> _RAW DATA_

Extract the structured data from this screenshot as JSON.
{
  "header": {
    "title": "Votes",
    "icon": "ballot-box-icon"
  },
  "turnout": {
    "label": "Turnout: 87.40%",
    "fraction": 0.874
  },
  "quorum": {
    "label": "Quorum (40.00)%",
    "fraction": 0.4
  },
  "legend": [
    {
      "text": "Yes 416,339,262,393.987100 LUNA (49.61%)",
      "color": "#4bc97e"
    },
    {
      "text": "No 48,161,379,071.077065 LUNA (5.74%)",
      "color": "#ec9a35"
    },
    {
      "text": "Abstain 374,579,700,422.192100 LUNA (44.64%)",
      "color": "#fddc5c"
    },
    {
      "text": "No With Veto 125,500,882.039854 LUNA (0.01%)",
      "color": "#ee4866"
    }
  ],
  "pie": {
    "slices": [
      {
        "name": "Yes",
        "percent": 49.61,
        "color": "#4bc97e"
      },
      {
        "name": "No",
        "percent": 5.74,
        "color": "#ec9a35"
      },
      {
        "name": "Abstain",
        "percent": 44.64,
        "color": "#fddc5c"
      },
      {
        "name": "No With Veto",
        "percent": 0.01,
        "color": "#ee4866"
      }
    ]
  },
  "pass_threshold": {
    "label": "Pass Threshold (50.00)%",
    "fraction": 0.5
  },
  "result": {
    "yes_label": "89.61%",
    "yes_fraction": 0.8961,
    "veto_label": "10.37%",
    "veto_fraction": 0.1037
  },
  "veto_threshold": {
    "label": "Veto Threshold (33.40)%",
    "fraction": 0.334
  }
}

> _TASK BRIEF_
Generate an exact reproduction of all entries.

> _EXERCISE RESULT_
Extract the structured data from this screenshot as JSON.
{
  "header": {
    "title": "Votes",
    "icon": "ballot-box-icon"
  },
  "turnout": {
    "label": "Turnout: 87.40%",
    "fraction": 0.874
  },
  "quorum": {
    "label": "Quorum (40.00)%",
    "fraction": 0.4
  },
  "legend": [
    {
      "text": "Yes 416,339,262,393.987100 LUNA (49.61%)",
      "color": "#4bc97e"
    },
    {
      "text": "No 48,161,379,071.077065 LUNA (5.74%)",
      "color": "#ec9a35"
    },
    {
      "text": "Abstain 374,579,700,422.192100 LUNA (44.64%)",
      "color": "#fddc5c"
    },
    {
      "text": "No With Veto 125,500,882.039854 LUNA (0.01%)",
      "color": "#ee4866"
    }
  ],
  "pie": {
    "slices": [
      {
        "name": "Yes",
        "percent": 49.61,
        "color": "#4bc97e"
      },
      {
        "name": "No",
        "percent": 5.74,
        "color": "#ec9a35"
      },
      {
        "name": "Abstain",
        "percent": 44.64,
        "color": "#fddc5c"
      },
      {
        "name": "No With Veto",
        "percent": 0.01,
        "color": "#ee4866"
      }
    ]
  },
  "pass_threshold": {
    "label": "Pass Threshold (50.00)%",
    "fraction": 0.5
  },
  "result": {
    "yes_label": "89.61%",
    "yes_fraction": 0.8961,
    "veto_label": "10.37%",
    "veto_fraction": 0.1037
  },
  "veto_threshold": {
    "label": "Veto Threshold (33.40)%",
    "fraction": 0.334
  }
}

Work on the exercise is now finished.